-- BEGIN --
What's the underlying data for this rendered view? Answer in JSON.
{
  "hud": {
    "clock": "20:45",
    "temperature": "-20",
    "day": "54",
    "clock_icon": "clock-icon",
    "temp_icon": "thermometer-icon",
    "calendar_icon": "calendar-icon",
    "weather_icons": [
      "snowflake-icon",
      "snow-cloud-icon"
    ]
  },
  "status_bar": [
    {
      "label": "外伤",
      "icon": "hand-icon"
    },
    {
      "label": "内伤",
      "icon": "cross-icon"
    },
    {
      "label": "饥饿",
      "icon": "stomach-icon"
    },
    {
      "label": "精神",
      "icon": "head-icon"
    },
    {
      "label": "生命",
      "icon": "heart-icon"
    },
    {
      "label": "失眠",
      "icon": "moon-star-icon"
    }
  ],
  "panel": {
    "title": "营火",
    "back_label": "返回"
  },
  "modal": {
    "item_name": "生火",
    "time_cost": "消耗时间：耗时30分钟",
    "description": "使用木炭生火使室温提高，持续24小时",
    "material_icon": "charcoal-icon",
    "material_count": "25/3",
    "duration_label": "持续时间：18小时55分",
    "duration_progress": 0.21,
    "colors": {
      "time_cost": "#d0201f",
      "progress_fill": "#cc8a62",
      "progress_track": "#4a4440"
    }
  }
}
-- END --
-- BEGIN --
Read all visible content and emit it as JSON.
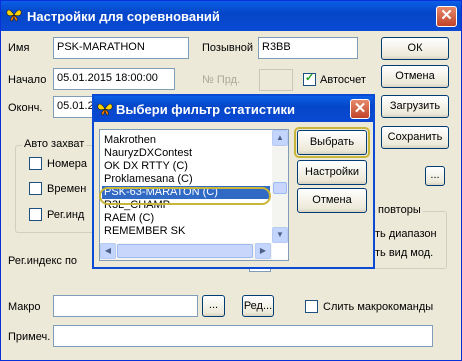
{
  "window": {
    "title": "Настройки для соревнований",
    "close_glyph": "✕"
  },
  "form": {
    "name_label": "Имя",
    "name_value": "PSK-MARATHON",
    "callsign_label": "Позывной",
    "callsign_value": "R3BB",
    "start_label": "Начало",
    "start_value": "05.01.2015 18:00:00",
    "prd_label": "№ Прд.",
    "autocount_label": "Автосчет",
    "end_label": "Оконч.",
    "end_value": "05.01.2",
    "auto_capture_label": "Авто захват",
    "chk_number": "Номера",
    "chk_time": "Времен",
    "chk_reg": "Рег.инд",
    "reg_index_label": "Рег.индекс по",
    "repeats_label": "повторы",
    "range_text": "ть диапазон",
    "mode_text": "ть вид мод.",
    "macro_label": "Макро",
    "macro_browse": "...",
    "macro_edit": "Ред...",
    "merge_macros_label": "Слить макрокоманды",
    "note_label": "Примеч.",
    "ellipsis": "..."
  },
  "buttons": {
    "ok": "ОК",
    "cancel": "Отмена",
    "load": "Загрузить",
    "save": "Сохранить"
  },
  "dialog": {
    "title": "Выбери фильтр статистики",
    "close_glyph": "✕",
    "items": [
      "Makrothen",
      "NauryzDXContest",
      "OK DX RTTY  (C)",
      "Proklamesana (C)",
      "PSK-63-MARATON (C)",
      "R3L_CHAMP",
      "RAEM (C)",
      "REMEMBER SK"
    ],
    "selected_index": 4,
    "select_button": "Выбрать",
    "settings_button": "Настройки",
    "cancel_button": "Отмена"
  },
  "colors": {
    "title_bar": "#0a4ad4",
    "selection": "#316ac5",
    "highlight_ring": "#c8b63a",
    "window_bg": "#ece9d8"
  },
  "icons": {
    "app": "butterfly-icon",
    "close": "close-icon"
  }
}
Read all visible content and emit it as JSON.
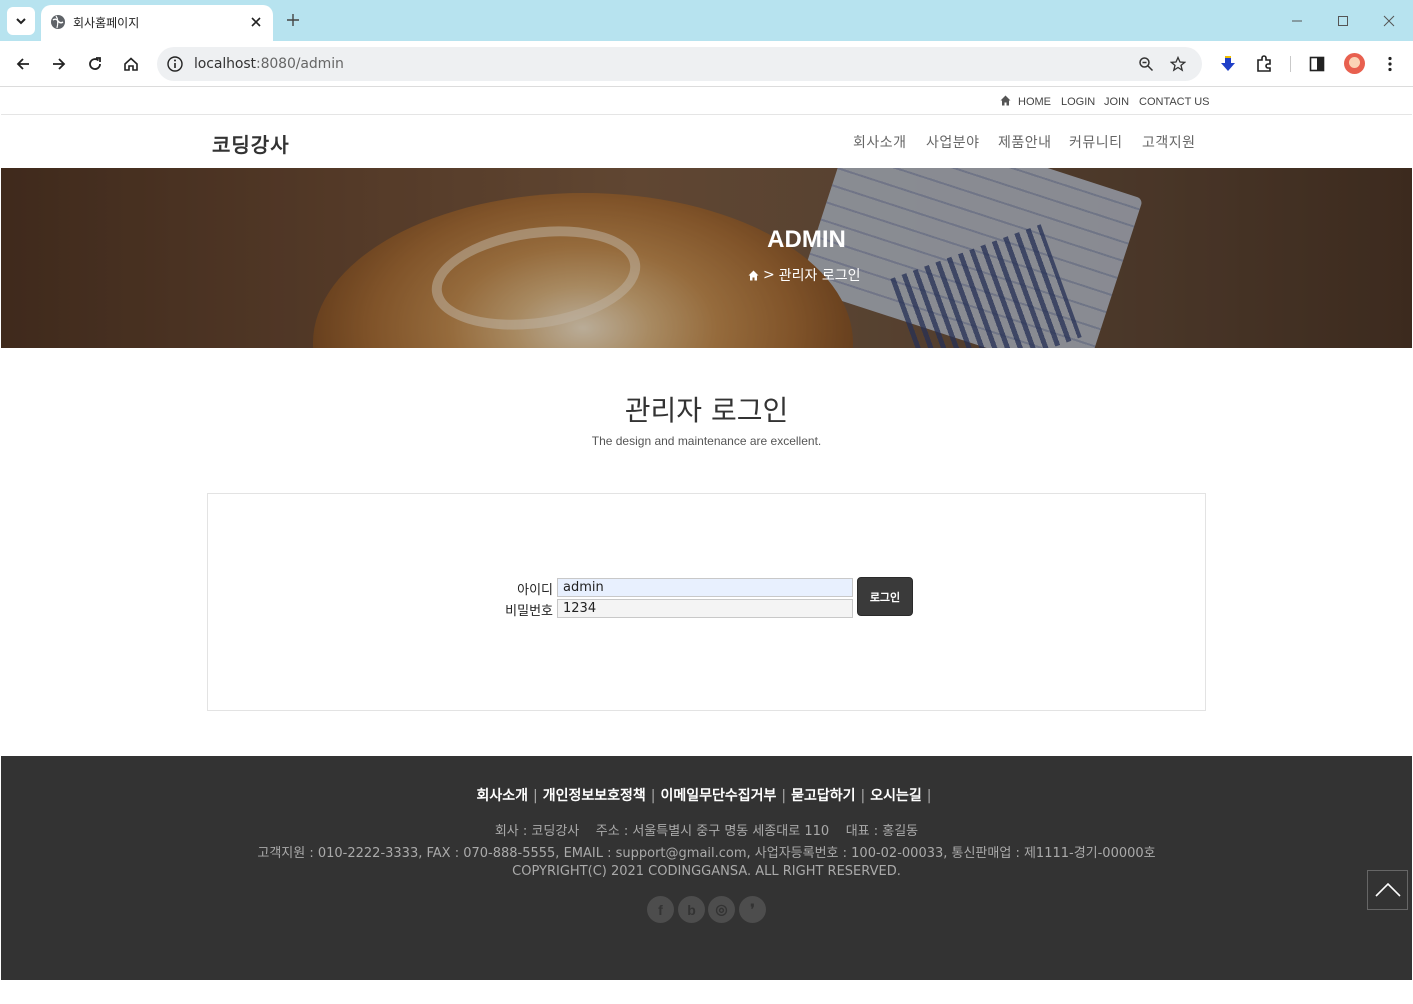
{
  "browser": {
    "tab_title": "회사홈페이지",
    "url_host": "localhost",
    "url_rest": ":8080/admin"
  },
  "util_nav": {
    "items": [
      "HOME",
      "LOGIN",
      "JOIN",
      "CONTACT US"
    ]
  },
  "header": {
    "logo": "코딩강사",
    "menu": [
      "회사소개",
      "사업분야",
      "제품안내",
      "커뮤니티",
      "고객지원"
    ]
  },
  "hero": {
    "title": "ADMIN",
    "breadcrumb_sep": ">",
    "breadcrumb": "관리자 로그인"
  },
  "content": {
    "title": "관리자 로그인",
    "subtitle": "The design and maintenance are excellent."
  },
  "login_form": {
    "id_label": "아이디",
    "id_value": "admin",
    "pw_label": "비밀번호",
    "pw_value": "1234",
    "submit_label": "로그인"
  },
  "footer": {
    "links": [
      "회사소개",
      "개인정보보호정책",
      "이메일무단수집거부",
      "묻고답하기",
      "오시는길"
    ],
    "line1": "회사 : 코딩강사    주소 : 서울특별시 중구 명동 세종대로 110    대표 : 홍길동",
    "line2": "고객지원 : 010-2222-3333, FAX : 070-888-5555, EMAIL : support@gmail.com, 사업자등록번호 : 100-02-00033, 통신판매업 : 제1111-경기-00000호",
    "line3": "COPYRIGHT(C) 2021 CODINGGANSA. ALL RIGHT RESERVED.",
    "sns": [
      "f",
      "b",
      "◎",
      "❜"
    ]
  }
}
-- END --
-- BEGIN --
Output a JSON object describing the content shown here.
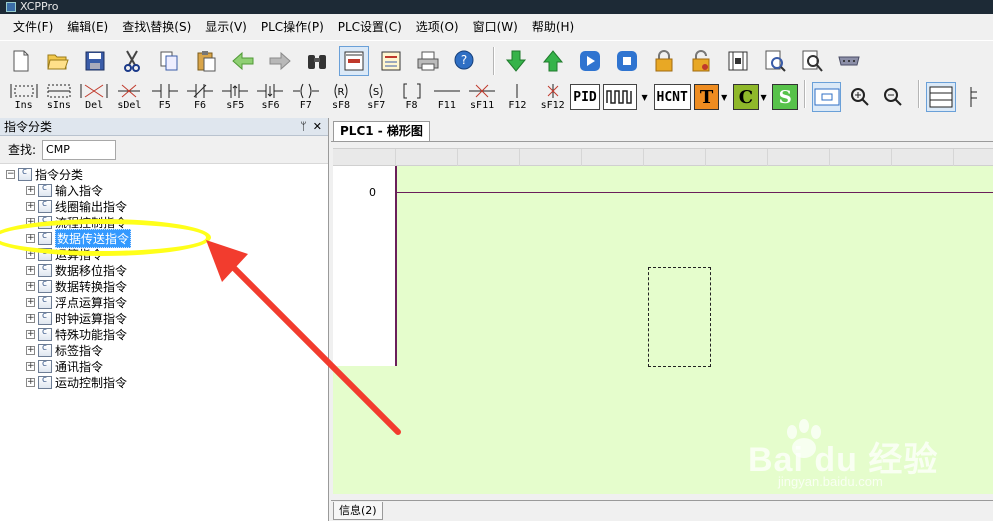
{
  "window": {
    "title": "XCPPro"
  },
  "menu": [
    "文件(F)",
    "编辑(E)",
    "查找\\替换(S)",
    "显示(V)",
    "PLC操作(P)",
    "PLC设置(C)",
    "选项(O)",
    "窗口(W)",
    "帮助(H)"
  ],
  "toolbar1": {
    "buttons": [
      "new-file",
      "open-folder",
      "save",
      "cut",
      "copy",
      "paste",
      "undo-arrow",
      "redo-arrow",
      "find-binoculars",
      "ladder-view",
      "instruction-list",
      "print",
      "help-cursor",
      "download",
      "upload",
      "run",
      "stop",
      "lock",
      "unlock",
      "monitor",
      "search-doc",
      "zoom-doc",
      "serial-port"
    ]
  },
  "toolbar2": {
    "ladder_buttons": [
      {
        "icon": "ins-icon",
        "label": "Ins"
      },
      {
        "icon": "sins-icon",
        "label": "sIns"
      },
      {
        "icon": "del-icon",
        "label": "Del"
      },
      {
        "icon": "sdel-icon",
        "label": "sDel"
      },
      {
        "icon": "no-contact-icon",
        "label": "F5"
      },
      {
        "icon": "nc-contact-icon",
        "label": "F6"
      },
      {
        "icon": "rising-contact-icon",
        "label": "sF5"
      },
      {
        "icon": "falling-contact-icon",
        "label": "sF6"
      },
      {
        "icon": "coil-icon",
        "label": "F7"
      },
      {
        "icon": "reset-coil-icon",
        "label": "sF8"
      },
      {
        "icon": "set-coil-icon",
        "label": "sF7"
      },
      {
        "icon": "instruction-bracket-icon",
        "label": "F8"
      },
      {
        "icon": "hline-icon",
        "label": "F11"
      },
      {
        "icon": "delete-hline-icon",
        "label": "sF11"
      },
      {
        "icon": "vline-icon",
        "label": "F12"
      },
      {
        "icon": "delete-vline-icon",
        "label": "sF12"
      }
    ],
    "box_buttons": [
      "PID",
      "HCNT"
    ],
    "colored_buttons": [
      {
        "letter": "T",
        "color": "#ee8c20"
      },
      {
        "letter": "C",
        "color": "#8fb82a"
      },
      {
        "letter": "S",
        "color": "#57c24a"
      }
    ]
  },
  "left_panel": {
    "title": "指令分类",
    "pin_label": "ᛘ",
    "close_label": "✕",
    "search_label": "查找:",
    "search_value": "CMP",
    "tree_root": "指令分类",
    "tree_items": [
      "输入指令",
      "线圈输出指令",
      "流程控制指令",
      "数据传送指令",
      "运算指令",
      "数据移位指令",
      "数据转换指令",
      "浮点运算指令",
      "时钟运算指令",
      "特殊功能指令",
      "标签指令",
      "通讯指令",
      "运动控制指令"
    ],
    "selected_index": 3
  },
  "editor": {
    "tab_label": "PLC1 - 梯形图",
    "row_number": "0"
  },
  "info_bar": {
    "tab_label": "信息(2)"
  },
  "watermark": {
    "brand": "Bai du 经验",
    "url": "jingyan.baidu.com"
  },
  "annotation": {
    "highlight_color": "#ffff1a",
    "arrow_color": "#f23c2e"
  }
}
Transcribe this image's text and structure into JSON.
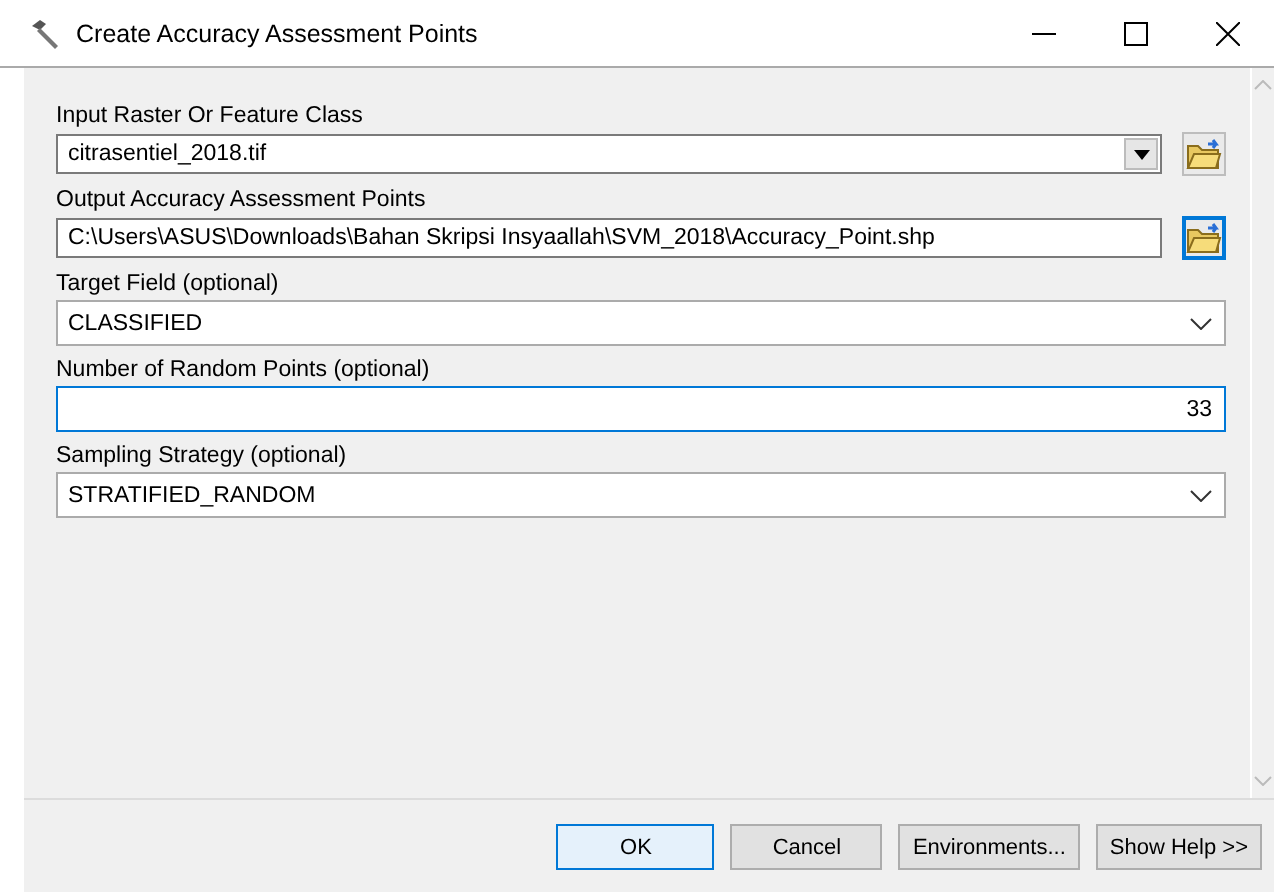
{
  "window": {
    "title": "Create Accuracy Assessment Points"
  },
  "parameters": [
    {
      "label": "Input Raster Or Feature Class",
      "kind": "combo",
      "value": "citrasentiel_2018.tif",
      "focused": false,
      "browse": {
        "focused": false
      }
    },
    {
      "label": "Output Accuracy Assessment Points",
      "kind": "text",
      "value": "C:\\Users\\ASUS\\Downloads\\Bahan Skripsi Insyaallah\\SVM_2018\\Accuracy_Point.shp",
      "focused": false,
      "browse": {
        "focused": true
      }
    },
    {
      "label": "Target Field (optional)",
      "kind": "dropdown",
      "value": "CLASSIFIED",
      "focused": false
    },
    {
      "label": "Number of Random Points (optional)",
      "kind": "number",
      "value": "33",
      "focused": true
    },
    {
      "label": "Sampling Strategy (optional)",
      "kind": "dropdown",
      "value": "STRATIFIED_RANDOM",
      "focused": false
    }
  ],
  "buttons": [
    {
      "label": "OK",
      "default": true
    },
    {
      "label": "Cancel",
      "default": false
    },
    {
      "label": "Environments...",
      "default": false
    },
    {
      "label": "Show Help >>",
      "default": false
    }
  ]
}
-- END --
▸ **EXERCISE INSTRUCTIONS**: Copy out every line holding the string "kind".

▸ **RESPONSE TO THE EXERCISE**:
      "kind": "combo",
      "kind": "text",
      "kind": "dropdown",
      "kind": "number",
      "kind": "dropdown",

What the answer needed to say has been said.